Dataset extract:
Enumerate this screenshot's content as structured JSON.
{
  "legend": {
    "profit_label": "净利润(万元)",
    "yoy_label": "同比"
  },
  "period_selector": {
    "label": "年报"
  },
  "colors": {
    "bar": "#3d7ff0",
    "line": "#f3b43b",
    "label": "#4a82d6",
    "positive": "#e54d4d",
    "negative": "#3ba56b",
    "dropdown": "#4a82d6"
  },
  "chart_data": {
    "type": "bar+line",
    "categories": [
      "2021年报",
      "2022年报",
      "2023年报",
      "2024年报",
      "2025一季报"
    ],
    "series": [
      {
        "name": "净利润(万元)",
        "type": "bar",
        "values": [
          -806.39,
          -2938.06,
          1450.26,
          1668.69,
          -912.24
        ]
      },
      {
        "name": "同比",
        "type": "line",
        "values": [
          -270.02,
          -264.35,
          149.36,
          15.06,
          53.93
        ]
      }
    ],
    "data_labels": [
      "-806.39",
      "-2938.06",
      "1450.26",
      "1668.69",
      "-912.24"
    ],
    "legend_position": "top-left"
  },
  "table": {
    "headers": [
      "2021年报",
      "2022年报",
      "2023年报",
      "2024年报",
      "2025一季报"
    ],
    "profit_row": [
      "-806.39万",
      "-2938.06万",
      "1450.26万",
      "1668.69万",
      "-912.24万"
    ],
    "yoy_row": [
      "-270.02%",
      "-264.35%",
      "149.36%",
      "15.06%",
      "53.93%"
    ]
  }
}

Written problem: All of the material above needs to be copied exactly.

Exercise output:
Enumerate this screenshot's content as structured JSON.
{
  "legend": {
    "profit_label": "净利润(万元)",
    "yoy_label": "同比"
  },
  "period_selector": {
    "label": "年报"
  },
  "colors": {
    "bar": "#3d7ff0",
    "line": "#f3b43b",
    "label": "#4a82d6",
    "positive": "#e54d4d",
    "negative": "#3ba56b",
    "dropdown": "#4a82d6"
  },
  "chart_data": {
    "type": "bar+line",
    "categories": [
      "2021年报",
      "2022年报",
      "2023年报",
      "2024年报",
      "2025一季报"
    ],
    "series": [
      {
        "name": "净利润(万元)",
        "type": "bar",
        "values": [
          -806.39,
          -2938.06,
          1450.26,
          1668.69,
          -912.24
        ]
      },
      {
        "name": "同比",
        "type": "line",
        "values": [
          -270.02,
          -264.35,
          149.36,
          15.06,
          53.93
        ]
      }
    ],
    "data_labels": [
      "-806.39",
      "-2938.06",
      "1450.26",
      "1668.69",
      "-912.24"
    ],
    "legend_position": "top-left"
  },
  "table": {
    "headers": [
      "2021年报",
      "2022年报",
      "2023年报",
      "2024年报",
      "2025一季报"
    ],
    "profit_row": [
      "-806.39万",
      "-2938.06万",
      "1450.26万",
      "1668.69万",
      "-912.24万"
    ],
    "yoy_row": [
      "-270.02%",
      "-264.35%",
      "149.36%",
      "15.06%",
      "53.93%"
    ]
  }
}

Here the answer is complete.